WHAT YOU WILL DO »
No record may be omitted; give all of them again exactly.
▬▬▬▬▬▬
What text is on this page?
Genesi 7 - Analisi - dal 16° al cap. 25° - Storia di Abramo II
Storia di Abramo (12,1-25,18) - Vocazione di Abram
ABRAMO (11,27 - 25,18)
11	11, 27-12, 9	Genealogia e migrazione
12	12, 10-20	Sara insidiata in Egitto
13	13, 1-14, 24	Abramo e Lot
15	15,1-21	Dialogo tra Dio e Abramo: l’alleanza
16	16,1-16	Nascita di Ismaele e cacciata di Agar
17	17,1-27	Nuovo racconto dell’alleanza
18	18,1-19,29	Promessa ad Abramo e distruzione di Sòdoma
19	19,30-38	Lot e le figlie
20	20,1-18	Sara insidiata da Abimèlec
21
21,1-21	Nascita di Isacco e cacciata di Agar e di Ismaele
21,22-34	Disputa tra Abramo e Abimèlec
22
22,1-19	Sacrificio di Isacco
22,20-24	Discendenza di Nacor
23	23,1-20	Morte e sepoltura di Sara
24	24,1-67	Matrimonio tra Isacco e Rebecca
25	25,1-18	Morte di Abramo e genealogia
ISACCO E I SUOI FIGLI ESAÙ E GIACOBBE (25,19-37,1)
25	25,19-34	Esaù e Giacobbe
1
▬▬▬▬▬▬
RESPONSE TO THIS EXERCISE »
What text is on this page?
Genesi 7 - Analisi - dal 16° al cap. 25° - Storia di Abramo II
Storia di Abramo (12,1-25,18) - Vocazione di Abram
ABRAMO (11,27 - 25,18)
11	11, 27-12, 9	Genealogia e migrazione
12	12, 10-20	Sara insidiata in Egitto
13	13, 1-14, 24	Abramo e Lot
15	15,1-21	Dialogo tra Dio e Abramo: l’alleanza
16	16,1-16	Nascita di Ismaele e cacciata di Agar
17	17,1-27	Nuovo racconto dell’alleanza
18	18,1-19,29	Promessa ad Abramo e distruzione di Sòdoma
19	19,30-38	Lot e le figlie
20	20,1-18	Sara insidiata da Abimèlec
21
21,1-21	Nascita di Isacco e cacciata di Agar e di Ismaele
21,22-34	Disputa tra Abramo e Abimèlec
22
22,1-19	Sacrificio di Isacco
22,20-24	Discendenza di Nacor
23	23,1-20	Morte e sepoltura di Sara
24	24,1-67	Matrimonio tra Isacco e Rebecca
25	25,1-18	Morte di Abramo e genealogia
ISACCO E I SUOI FIGLI ESAÙ E GIACOBBE (25,19-37,1)
25	25,19-34	Esaù e Giacobbe
1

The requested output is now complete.